> [REQUEST]
Show each line of the records that contains the string "Month", treating uppercase and lowercase letters as different.

* * * * * * * * *

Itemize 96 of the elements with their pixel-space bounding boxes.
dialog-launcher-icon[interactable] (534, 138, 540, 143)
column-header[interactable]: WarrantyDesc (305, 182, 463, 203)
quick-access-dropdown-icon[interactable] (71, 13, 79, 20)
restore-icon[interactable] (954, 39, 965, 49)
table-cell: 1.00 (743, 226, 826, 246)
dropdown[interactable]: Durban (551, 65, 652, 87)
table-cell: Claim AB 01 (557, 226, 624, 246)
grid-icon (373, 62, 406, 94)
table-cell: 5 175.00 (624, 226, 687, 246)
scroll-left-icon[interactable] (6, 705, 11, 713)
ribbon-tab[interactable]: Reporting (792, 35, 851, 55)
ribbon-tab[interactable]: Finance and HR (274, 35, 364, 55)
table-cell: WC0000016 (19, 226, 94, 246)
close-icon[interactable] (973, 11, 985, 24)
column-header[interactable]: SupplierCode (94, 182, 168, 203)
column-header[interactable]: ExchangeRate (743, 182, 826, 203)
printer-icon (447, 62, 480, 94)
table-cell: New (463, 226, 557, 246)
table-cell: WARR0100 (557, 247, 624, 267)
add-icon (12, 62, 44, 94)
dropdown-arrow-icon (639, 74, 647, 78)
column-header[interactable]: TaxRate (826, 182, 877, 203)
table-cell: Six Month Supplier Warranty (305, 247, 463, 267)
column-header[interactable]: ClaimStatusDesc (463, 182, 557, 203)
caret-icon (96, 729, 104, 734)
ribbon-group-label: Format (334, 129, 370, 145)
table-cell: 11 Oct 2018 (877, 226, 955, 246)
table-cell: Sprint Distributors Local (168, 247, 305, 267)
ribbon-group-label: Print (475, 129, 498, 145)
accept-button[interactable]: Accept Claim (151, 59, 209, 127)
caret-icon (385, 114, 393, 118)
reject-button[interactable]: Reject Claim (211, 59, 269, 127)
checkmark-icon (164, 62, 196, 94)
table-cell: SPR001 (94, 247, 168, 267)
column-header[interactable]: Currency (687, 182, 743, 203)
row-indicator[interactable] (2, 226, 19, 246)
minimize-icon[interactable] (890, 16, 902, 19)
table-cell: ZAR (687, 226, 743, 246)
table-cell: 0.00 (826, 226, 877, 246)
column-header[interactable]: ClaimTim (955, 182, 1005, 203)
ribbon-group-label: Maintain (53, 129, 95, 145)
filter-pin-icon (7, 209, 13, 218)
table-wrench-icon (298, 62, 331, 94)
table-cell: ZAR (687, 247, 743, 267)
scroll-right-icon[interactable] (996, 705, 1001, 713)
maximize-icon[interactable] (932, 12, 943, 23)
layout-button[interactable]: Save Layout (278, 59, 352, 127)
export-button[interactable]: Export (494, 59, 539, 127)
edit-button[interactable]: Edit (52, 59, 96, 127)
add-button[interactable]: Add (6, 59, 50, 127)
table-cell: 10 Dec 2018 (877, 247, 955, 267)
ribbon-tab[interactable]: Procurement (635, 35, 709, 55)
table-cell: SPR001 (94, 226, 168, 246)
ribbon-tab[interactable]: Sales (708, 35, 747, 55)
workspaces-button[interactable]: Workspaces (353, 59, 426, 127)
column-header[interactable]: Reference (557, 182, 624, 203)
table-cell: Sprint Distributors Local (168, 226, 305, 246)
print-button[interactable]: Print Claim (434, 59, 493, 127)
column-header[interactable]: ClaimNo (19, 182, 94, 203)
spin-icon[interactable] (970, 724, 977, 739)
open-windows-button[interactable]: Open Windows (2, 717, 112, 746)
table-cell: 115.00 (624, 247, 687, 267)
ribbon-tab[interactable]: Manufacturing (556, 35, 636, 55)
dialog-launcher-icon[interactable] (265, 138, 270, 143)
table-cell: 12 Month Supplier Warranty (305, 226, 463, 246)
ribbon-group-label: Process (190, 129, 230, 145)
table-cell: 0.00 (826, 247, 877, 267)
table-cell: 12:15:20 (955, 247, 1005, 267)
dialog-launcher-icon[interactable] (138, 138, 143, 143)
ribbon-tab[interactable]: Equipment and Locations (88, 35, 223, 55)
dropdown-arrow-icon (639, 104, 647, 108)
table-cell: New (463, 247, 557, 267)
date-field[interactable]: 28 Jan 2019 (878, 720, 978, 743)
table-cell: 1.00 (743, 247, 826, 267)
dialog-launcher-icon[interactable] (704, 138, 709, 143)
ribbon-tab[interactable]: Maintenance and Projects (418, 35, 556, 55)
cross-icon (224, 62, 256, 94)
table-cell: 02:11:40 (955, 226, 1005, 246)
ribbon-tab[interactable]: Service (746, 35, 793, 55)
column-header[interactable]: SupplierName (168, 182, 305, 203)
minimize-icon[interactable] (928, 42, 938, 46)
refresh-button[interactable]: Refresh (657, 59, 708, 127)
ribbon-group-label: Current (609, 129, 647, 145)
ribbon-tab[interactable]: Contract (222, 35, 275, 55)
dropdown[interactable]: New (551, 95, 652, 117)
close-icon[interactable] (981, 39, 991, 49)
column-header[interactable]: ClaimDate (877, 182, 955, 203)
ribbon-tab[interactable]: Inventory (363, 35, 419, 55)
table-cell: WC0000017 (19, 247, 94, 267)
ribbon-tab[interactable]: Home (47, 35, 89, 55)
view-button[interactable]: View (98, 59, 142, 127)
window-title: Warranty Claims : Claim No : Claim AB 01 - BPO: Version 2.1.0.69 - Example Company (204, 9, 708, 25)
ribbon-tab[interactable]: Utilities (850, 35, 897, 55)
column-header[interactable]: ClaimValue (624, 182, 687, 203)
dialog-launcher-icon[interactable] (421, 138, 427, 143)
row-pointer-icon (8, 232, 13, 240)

* * * * * * * * *

> [WRITTEN REPLY]
table-cell: Six Month Supplier Warranty (305, 247, 463, 267)
table-cell: 12 Month Supplier Warranty (305, 226, 463, 246)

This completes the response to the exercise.